Items from a data source:
----------

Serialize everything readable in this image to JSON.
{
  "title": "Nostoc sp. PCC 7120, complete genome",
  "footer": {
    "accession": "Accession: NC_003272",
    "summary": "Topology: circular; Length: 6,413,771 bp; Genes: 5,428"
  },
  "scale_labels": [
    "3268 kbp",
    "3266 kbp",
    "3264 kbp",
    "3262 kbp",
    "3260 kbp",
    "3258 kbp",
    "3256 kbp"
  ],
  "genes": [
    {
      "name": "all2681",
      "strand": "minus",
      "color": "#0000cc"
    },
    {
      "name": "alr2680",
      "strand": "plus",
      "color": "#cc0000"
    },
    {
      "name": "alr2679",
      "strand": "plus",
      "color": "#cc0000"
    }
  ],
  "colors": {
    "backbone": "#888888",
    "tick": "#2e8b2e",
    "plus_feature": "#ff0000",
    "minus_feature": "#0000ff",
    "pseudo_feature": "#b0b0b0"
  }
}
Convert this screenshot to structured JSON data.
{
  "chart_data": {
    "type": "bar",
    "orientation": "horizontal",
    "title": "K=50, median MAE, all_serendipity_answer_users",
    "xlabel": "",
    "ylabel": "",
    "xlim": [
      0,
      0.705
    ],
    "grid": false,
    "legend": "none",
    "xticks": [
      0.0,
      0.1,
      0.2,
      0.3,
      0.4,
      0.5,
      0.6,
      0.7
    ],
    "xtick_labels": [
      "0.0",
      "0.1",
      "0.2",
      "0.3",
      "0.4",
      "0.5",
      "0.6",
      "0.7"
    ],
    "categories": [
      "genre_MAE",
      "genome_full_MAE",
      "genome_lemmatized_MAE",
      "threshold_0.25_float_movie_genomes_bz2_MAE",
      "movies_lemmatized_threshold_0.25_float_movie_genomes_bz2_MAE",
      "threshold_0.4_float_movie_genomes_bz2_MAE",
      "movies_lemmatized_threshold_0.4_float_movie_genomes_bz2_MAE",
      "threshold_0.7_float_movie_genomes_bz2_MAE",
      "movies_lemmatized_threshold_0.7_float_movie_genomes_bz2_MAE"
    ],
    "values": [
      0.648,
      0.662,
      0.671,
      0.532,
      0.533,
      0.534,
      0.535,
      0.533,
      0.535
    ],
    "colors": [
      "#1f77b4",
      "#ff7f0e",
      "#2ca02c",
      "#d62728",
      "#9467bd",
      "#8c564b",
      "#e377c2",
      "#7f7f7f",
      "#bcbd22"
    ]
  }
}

----------

TASK STATEMENT:
Could you give again exactly the lines from the line containing "Convert this screenshot" through the final line of the data above, and no others?

OUTPUT FOR THIS EXERCISE:
Convert this screenshot to structured JSON data.
{
  "chart_data": {
    "type": "bar",
    "orientation": "horizontal",
    "title": "K=50, median MAE, all_serendipity_answer_users",
    "xlabel": "",
    "ylabel": "",
    "xlim": [
      0,
      0.705
    ],
    "grid": false,
    "legend": "none",
    "xticks": [
      0.0,
      0.1,
      0.2,
      0.3,
      0.4,
      0.5,
      0.6,
      0.7
    ],
    "xtick_labels": [
      "0.0",
      "0.1",
      "0.2",
      "0.3",
      "0.4",
      "0.5",
      "0.6",
      "0.7"
    ],
    "categories": [
      "genre_MAE",
      "genome_full_MAE",
      "genome_lemmatized_MAE",
      "threshold_0.25_float_movie_genomes_bz2_MAE",
      "movies_lemmatized_threshold_0.25_float_movie_genomes_bz2_MAE",
      "threshold_0.4_float_movie_genomes_bz2_MAE",
      "movies_lemmatized_threshold_0.4_float_movie_genomes_bz2_MAE",
      "threshold_0.7_float_movie_genomes_bz2_MAE",
      "movies_lemmatized_threshold_0.7_float_movie_genomes_bz2_MAE"
    ],
    "values": [
      0.648,
      0.662,
      0.671,
      0.532,
      0.533,
      0.534,
      0.535,
      0.533,
      0.535
    ],
    "colors": [
      "#1f77b4",
      "#ff7f0e",
      "#2ca02c",
      "#d62728",
      "#9467bd",
      "#8c564b",
      "#e377c2",
      "#7f7f7f",
      "#bcbd22"
    ]
  }
}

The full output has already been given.